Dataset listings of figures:
-*-*-
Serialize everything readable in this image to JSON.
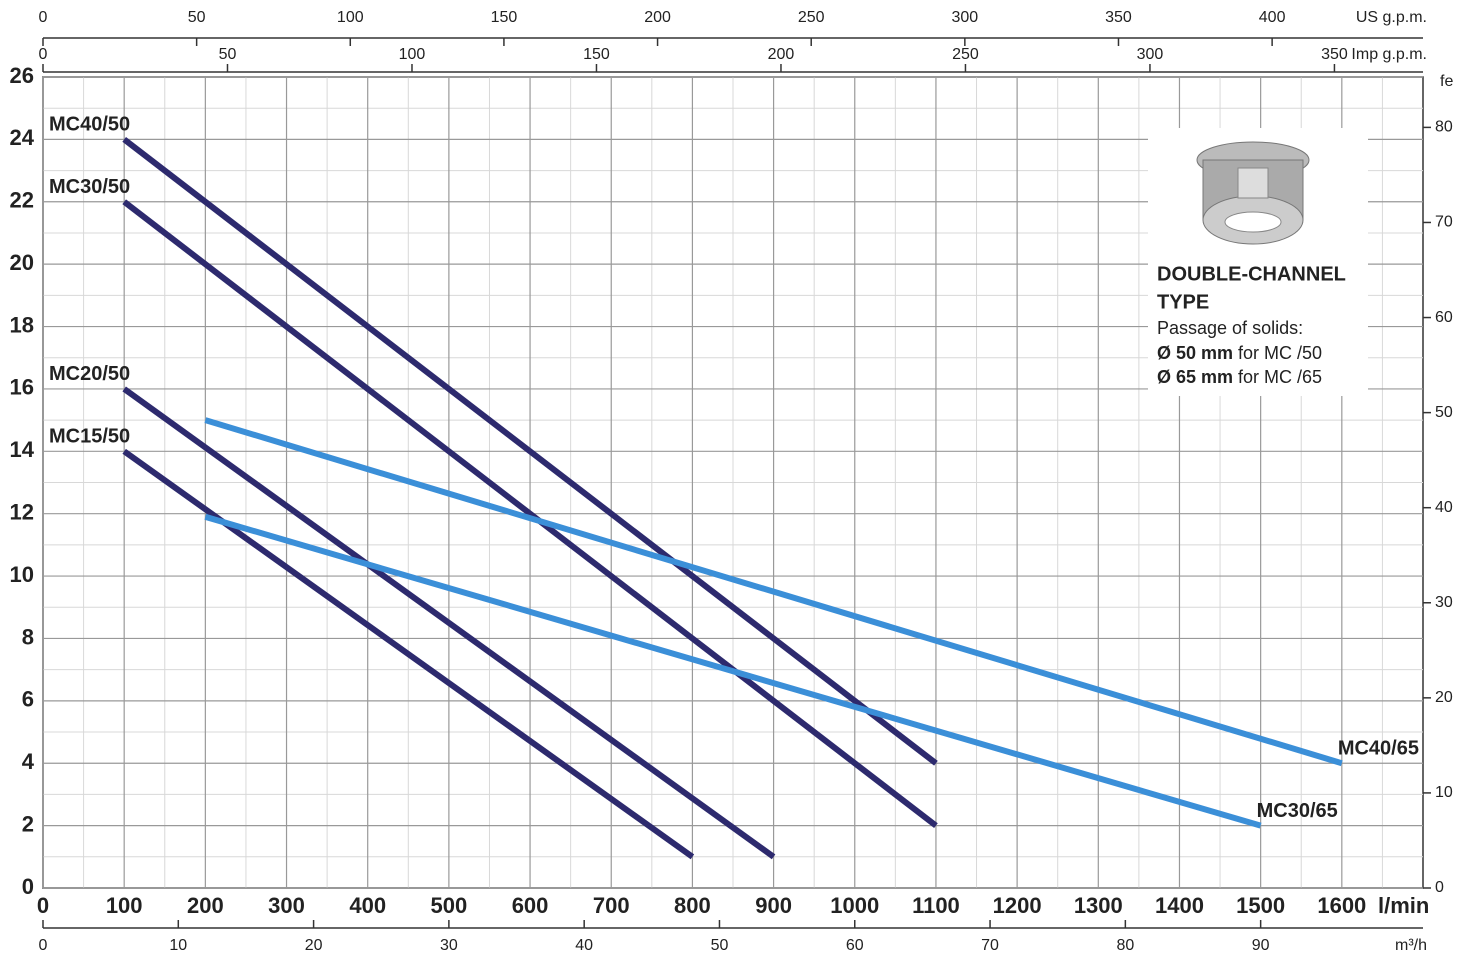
{
  "chart_data": {
    "type": "line",
    "xlabel": "l/min",
    "xlim": [
      0,
      1700
    ],
    "xticks": [
      0,
      100,
      200,
      300,
      400,
      500,
      600,
      700,
      800,
      900,
      1000,
      1100,
      1200,
      1300,
      1400,
      1500,
      1600
    ],
    "minor_xticks": [
      50,
      150,
      250,
      350,
      450,
      550,
      650,
      750,
      850,
      950,
      1050,
      1150,
      1250,
      1350,
      1450,
      1550,
      1650
    ],
    "ylim": [
      0,
      26
    ],
    "yticks": [
      0,
      2,
      4,
      6,
      8,
      10,
      12,
      14,
      16,
      18,
      20,
      22,
      24,
      26
    ],
    "minor_yticks": [
      1,
      3,
      5,
      7,
      9,
      11,
      13,
      15,
      17,
      19,
      21,
      23,
      25
    ],
    "y2label": "fe",
    "y2lim": [
      0,
      85.3
    ],
    "y2ticks": [
      0,
      10,
      20,
      30,
      40,
      50,
      60,
      70,
      80
    ],
    "grid": true,
    "secondary_x_axes": [
      {
        "label": "US g.p.m.",
        "position": "top",
        "xlim": [
          0,
          449.1
        ],
        "xticks": [
          0,
          50,
          100,
          150,
          200,
          250,
          300,
          350,
          400
        ]
      },
      {
        "label": "Imp g.p.m.",
        "position": "top",
        "xlim": [
          0,
          374
        ],
        "xticks": [
          0,
          50,
          100,
          150,
          200,
          250,
          300,
          350
        ]
      },
      {
        "label": "m³/h",
        "position": "bottom",
        "xlim": [
          0,
          102
        ],
        "xticks": [
          0,
          10,
          20,
          30,
          40,
          50,
          60,
          70,
          80,
          90
        ]
      }
    ],
    "series": [
      {
        "name": "MC40/50",
        "color": "#2d2a6e",
        "label_at": "start",
        "x": [
          100,
          1100
        ],
        "values": [
          24,
          4
        ]
      },
      {
        "name": "MC30/50",
        "color": "#2d2a6e",
        "label_at": "start",
        "x": [
          100,
          1100
        ],
        "values": [
          22,
          2
        ]
      },
      {
        "name": "MC20/50",
        "color": "#2d2a6e",
        "label_at": "start",
        "x": [
          100,
          900
        ],
        "values": [
          16,
          1
        ]
      },
      {
        "name": "MC15/50",
        "color": "#2d2a6e",
        "label_at": "start",
        "x": [
          100,
          800
        ],
        "values": [
          14,
          1
        ]
      },
      {
        "name": "MC40/65",
        "color": "#3b8fd8",
        "label_at": "end",
        "x": [
          200,
          1600
        ],
        "values": [
          15,
          4
        ]
      },
      {
        "name": "MC30/65",
        "color": "#3b8fd8",
        "label_at": "end",
        "x": [
          200,
          1500
        ],
        "values": [
          11.9,
          2
        ]
      }
    ],
    "note": {
      "title_lines": [
        "DOUBLE-CHANNEL",
        "TYPE"
      ],
      "text": "Passage of solids:",
      "items": [
        {
          "bold": "Ø 50 mm",
          "text": "for MC /50"
        },
        {
          "bold": "Ø 65 mm",
          "text": "for MC /65"
        }
      ]
    }
  }
}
-*-*-
WORK TO BE COMPLETED: Search the lines above for the string "name" and copy each line that has it.

TASK RESPONSE:
        "name": "MC40/50",
        "name": "MC30/50",
        "name": "MC20/50",
        "name": "MC15/50",
        "name": "MC40/65",
        "name": "MC30/65",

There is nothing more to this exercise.